— start of Dataset entries —
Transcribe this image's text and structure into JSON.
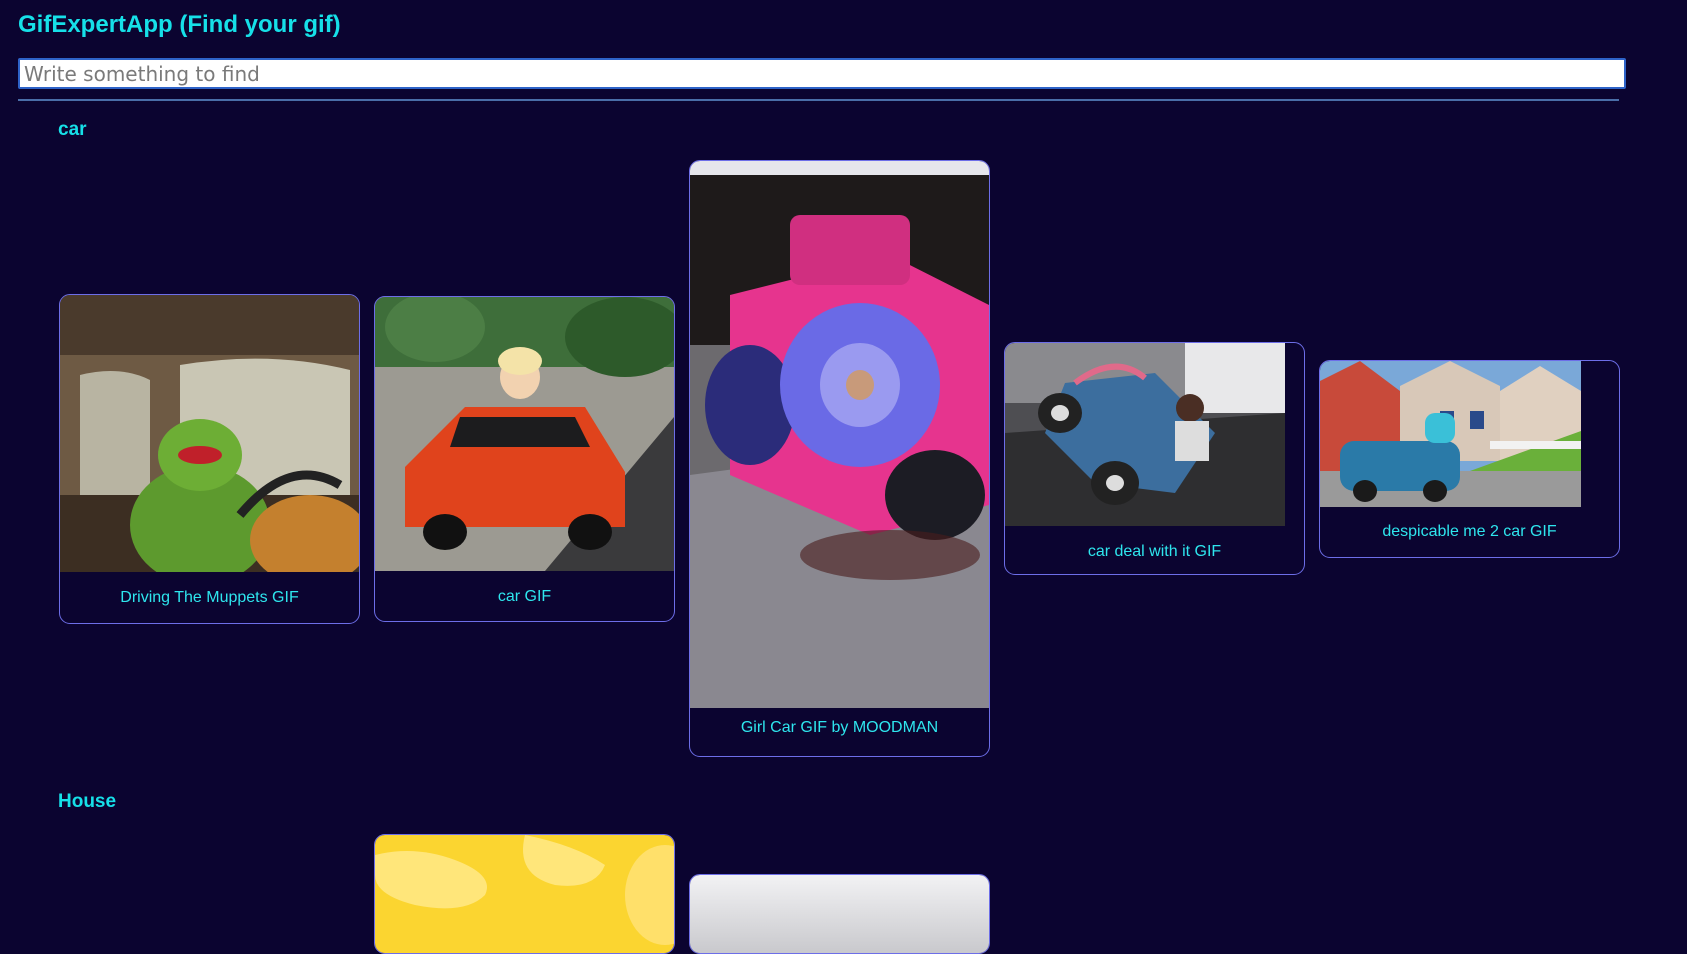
{
  "app": {
    "title": "GifExpertApp (Find your gif)"
  },
  "search": {
    "placeholder": "Write something to find",
    "value": ""
  },
  "categories": [
    {
      "title": "car",
      "gifs": [
        {
          "caption": "Driving The Muppets GIF"
        },
        {
          "caption": "car GIF"
        },
        {
          "caption": "Girl Car GIF by MOODMAN"
        },
        {
          "caption": "car deal with it GIF"
        },
        {
          "caption": "despicable me 2 car GIF"
        }
      ]
    },
    {
      "title": "House",
      "gifs": [
        {
          "caption": ""
        },
        {
          "caption": ""
        }
      ]
    }
  ],
  "colors": {
    "background": "#0b0430",
    "accent": "#16e0e8",
    "card_border": "#6d6ee8",
    "search_border": "#2e63c8"
  }
}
— end of Dataset entries —
- **Task to carry out**:
Go through the records and pull out each line that includes the word "title".

- **Response for this exercise**:
    "title": "GifExpertApp (Find your gif)"
      "title": "car",
      "title": "House",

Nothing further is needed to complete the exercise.